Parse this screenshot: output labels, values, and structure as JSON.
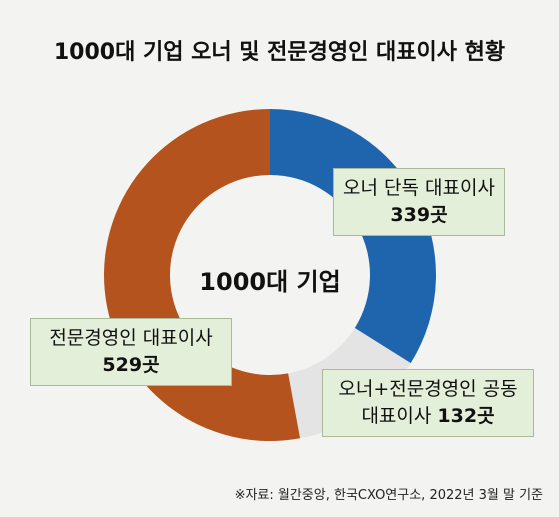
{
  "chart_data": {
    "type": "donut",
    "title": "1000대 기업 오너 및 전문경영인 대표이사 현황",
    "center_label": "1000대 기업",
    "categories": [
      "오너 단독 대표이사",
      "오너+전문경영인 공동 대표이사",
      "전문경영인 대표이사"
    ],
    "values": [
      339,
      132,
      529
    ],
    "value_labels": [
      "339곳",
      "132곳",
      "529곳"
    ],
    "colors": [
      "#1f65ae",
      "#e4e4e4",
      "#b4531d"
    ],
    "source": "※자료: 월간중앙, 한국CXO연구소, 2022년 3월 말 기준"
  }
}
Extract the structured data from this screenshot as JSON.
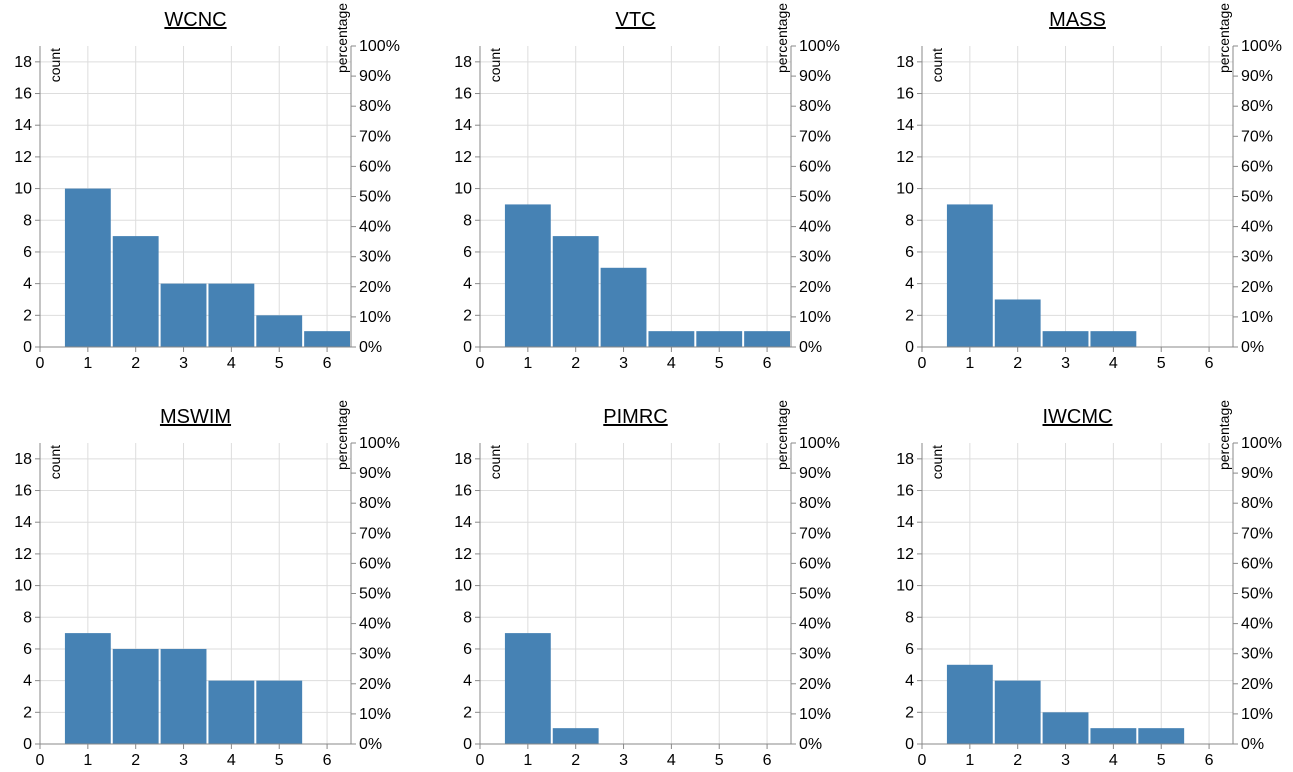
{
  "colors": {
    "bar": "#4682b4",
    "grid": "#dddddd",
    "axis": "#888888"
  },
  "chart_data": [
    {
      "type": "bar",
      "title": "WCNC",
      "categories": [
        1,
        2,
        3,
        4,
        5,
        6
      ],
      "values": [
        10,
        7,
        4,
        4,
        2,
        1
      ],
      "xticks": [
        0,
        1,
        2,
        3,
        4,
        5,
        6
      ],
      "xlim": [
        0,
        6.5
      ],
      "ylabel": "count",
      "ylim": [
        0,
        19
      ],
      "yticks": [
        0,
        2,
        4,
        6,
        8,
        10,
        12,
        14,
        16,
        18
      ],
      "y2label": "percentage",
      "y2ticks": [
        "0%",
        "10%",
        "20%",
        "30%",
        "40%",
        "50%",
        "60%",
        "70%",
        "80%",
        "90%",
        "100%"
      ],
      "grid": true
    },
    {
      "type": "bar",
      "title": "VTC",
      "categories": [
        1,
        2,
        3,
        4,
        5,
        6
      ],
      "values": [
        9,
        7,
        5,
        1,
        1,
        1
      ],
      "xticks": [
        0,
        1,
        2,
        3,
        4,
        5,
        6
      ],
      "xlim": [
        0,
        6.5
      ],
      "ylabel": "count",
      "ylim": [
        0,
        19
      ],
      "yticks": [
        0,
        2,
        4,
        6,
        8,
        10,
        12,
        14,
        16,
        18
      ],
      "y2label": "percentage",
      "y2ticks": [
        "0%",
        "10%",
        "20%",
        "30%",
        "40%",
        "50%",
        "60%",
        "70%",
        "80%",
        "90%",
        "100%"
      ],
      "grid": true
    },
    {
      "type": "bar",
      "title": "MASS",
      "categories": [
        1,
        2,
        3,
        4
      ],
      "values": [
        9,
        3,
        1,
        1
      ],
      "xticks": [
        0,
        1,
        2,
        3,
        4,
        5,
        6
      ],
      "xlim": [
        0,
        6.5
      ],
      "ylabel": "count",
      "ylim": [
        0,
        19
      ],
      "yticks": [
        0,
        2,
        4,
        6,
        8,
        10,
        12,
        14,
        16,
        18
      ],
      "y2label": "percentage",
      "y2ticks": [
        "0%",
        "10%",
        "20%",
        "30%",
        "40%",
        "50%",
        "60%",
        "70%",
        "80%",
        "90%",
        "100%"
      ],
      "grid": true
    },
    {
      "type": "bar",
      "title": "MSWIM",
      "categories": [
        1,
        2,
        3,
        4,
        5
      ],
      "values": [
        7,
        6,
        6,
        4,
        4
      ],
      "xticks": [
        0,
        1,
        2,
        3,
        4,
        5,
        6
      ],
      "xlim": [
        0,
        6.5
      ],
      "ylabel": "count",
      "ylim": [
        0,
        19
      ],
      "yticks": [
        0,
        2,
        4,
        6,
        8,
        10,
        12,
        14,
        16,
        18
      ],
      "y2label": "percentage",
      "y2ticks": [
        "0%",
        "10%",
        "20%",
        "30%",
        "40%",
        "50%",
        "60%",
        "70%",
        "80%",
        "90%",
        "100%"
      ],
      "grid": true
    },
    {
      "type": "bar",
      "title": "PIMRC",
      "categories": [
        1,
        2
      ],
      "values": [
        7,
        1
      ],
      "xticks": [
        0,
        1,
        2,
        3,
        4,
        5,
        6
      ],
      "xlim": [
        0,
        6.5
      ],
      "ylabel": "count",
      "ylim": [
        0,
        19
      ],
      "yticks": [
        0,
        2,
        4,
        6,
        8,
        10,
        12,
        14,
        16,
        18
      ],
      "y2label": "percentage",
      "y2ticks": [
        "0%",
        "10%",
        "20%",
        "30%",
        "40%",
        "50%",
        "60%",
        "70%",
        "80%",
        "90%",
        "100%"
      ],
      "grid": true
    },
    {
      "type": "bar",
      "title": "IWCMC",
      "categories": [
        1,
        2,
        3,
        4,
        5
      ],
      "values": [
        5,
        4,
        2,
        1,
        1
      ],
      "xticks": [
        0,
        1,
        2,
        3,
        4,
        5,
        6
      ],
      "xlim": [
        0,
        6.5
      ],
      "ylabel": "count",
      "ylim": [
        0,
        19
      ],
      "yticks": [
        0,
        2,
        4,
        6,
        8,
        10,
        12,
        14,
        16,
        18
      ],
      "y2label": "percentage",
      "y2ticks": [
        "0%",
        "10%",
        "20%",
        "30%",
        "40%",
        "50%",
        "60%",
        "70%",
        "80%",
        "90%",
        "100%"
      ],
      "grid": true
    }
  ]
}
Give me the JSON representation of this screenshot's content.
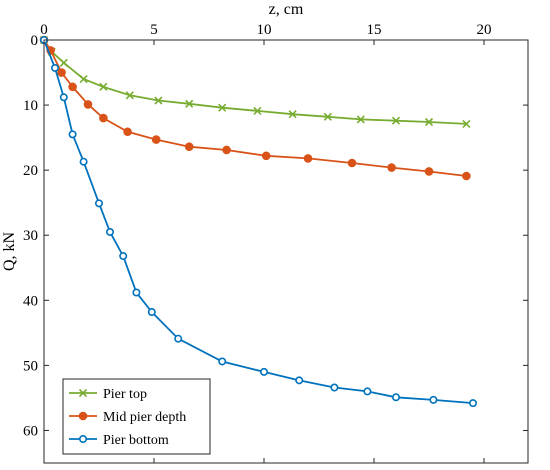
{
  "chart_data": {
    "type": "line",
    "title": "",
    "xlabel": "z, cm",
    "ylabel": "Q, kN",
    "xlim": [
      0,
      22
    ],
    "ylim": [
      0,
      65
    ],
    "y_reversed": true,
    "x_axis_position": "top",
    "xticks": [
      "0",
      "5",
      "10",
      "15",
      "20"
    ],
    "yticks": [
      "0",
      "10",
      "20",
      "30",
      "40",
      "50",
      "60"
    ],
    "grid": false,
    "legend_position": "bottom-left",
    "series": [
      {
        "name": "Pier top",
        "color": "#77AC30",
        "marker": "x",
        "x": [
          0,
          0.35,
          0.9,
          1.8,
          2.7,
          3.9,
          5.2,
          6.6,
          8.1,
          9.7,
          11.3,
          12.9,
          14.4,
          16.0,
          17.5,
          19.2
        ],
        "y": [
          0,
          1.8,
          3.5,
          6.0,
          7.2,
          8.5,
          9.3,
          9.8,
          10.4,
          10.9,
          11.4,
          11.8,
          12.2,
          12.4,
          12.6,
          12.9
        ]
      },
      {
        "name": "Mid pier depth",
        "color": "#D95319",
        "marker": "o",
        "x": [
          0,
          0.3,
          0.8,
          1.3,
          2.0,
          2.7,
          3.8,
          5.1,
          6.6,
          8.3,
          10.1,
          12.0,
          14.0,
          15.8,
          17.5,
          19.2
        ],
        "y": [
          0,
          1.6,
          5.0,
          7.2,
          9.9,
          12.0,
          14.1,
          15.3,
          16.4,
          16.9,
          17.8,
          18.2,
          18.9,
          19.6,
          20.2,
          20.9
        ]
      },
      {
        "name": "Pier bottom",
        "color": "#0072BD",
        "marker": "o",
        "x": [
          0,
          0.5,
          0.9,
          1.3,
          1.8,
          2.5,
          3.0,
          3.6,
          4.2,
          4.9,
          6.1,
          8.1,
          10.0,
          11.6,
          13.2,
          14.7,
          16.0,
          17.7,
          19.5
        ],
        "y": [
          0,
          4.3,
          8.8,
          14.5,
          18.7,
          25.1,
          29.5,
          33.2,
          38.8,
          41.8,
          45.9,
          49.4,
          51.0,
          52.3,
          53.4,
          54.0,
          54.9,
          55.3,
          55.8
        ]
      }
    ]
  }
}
+ + +
* _WHAT YOU SHOULD DO_
Repeat the listing in full and exactly. Leave any pictures out.

* _SOLUTION TO THE PROBLEM_
Parse this screenshot: output labels, values, and structure as JSON.
{
  "chart_data": {
    "type": "donut",
    "title": "1000대 기업 오너 및 전문경영인 대표이사 현황",
    "center_label": "1000대 기업",
    "categories": [
      "오너 단독 대표이사",
      "오너+전문경영인 공동 대표이사",
      "전문경영인 대표이사"
    ],
    "values": [
      339,
      132,
      529
    ],
    "value_labels": [
      "339곳",
      "132곳",
      "529곳"
    ],
    "colors": [
      "#1f65ae",
      "#e4e4e4",
      "#b4531d"
    ],
    "source": "※자료: 월간중앙, 한국CXO연구소, 2022년 3월 말 기준"
  }
}
Extract the structured data from this screenshot as JSON.
{
  "colors": {
    "bar": "#4682b4",
    "grid": "#dddddd",
    "axis": "#888888"
  },
  "chart_data": [
    {
      "type": "bar",
      "title": "WCNC",
      "categories": [
        1,
        2,
        3,
        4,
        5,
        6
      ],
      "values": [
        10,
        7,
        4,
        4,
        2,
        1
      ],
      "xticks": [
        0,
        1,
        2,
        3,
        4,
        5,
        6
      ],
      "xlim": [
        0,
        6.5
      ],
      "ylabel": "count",
      "ylim": [
        0,
        19
      ],
      "yticks": [
        0,
        2,
        4,
        6,
        8,
        10,
        12,
        14,
        16,
        18
      ],
      "y2label": "percentage",
      "y2ticks": [
        "0%",
        "10%",
        "20%",
        "30%",
        "40%",
        "50%",
        "60%",
        "70%",
        "80%",
        "90%",
        "100%"
      ],
      "grid": true
    },
    {
      "type": "bar",
      "title": "VTC",
      "categories": [
        1,
        2,
        3,
        4,
        5,
        6
      ],
      "values": [
        9,
        7,
        5,
        1,
        1,
        1
      ],
      "xticks": [
        0,
        1,
        2,
        3,
        4,
        5,
        6
      ],
      "xlim": [
        0,
        6.5
      ],
      "ylabel": "count",
      "ylim": [
        0,
        19
      ],
      "yticks": [
        0,
        2,
        4,
        6,
        8,
        10,
        12,
        14,
        16,
        18
      ],
      "y2label": "percentage",
      "y2ticks": [
        "0%",
        "10%",
        "20%",
        "30%",
        "40%",
        "50%",
        "60%",
        "70%",
        "80%",
        "90%",
        "100%"
      ],
      "grid": true
    },
    {
      "type": "bar",
      "title": "MASS",
      "categories": [
        1,
        2,
        3,
        4
      ],
      "values": [
        9,
        3,
        1,
        1
      ],
      "xticks": [
        0,
        1,
        2,
        3,
        4,
        5,
        6
      ],
      "xlim": [
        0,
        6.5
      ],
      "ylabel": "count",
      "ylim": [
        0,
        19
      ],
      "yticks": [
        0,
        2,
        4,
        6,
        8,
        10,
        12,
        14,
        16,
        18
      ],
      "y2label": "percentage",
      "y2ticks": [
        "0%",
        "10%",
        "20%",
        "30%",
        "40%",
        "50%",
        "60%",
        "70%",
        "80%",
        "90%",
        "100%"
      ],
      "grid": true
    },
    {
      "type": "bar",
      "title": "MSWIM",
      "categories": [
        1,
        2,
        3,
        4,
        5
      ],
      "values": [
        7,
        6,
        6,
        4,
        4
      ],
      "xticks": [
        0,
        1,
        2,
        3,
        4,
        5,
        6
      ],
      "xlim": [
        0,
        6.5
      ],
      "ylabel": "count",
      "ylim": [
        0,
        19
      ],
      "yticks": [
        0,
        2,
        4,
        6,
        8,
        10,
        12,
        14,
        16,
        18
      ],
      "y2label": "percentage",
      "y2ticks": [
        "0%",
        "10%",
        "20%",
        "30%",
        "40%",
        "50%",
        "60%",
        "70%",
        "80%",
        "90%",
        "100%"
      ],
      "grid": true
    },
    {
      "type": "bar",
      "title": "PIMRC",
      "categories": [
        1,
        2
      ],
      "values": [
        7,
        1
      ],
      "xticks": [
        0,
        1,
        2,
        3,
        4,
        5,
        6
      ],
      "xlim": [
        0,
        6.5
      ],
      "ylabel": "count",
      "ylim": [
        0,
        19
      ],
      "yticks": [
        0,
        2,
        4,
        6,
        8,
        10,
        12,
        14,
        16,
        18
      ],
      "y2label": "percentage",
      "y2ticks": [
        "0%",
        "10%",
        "20%",
        "30%",
        "40%",
        "50%",
        "60%",
        "70%",
        "80%",
        "90%",
        "100%"
      ],
      "grid": true
    },
    {
      "type": "bar",
      "title": "IWCMC",
      "categories": [
        1,
        2,
        3,
        4,
        5
      ],
      "values": [
        5,
        4,
        2,
        1,
        1
      ],
      "xticks": [
        0,
        1,
        2,
        3,
        4,
        5,
        6
      ],
      "xlim": [
        0,
        6.5
      ],
      "ylabel": "count",
      "ylim": [
        0,
        19
      ],
      "yticks": [
        0,
        2,
        4,
        6,
        8,
        10,
        12,
        14,
        16,
        18
      ],
      "y2label": "percentage",
      "y2ticks": [
        "0%",
        "10%",
        "20%",
        "30%",
        "40%",
        "50%",
        "60%",
        "70%",
        "80%",
        "90%",
        "100%"
      ],
      "grid": true
    }
  ]
}
Give me the JSON representation of this screenshot's content.
{
  "chart_data": {
    "type": "line",
    "title": "",
    "xlabel": "z, cm",
    "ylabel": "Q, kN",
    "xlim": [
      0,
      22
    ],
    "ylim": [
      0,
      65
    ],
    "y_reversed": true,
    "x_axis_position": "top",
    "xticks": [
      "0",
      "5",
      "10",
      "15",
      "20"
    ],
    "yticks": [
      "0",
      "10",
      "20",
      "30",
      "40",
      "50",
      "60"
    ],
    "grid": false,
    "legend_position": "bottom-left",
    "series": [
      {
        "name": "Pier top",
        "color": "#77AC30",
        "marker": "x",
        "x": [
          0,
          0.35,
          0.9,
          1.8,
          2.7,
          3.9,
          5.2,
          6.6,
          8.1,
          9.7,
          11.3,
          12.9,
          14.4,
          16.0,
          17.5,
          19.2
        ],
        "y": [
          0,
          1.8,
          3.5,
          6.0,
          7.2,
          8.5,
          9.3,
          9.8,
          10.4,
          10.9,
          11.4,
          11.8,
          12.2,
          12.4,
          12.6,
          12.9
        ]
      },
      {
        "name": "Mid pier depth",
        "color": "#D95319",
        "marker": "o",
        "x": [
          0,
          0.3,
          0.8,
          1.3,
          2.0,
          2.7,
          3.8,
          5.1,
          6.6,
          8.3,
          10.1,
          12.0,
          14.0,
          15.8,
          17.5,
          19.2
        ],
        "y": [
          0,
          1.6,
          5.0,
          7.2,
          9.9,
          12.0,
          14.1,
          15.3,
          16.4,
          16.9,
          17.8,
          18.2,
          18.9,
          19.6,
          20.2,
          20.9
        ]
      },
      {
        "name": "Pier bottom",
        "color": "#0072BD",
        "marker": "o",
        "x": [
          0,
          0.5,
          0.9,
          1.3,
          1.8,
          2.5,
          3.0,
          3.6,
          4.2,
          4.9,
          6.1,
          8.1,
          10.0,
          11.6,
          13.2,
          14.7,
          16.0,
          17.7,
          19.5
        ],
        "y": [
          0,
          4.3,
          8.8,
          14.5,
          18.7,
          25.1,
          29.5,
          33.2,
          38.8,
          41.8,
          45.9,
          49.4,
          51.0,
          52.3,
          53.4,
          54.0,
          54.9,
          55.3,
          55.8
        ]
      }
    ]
  }
}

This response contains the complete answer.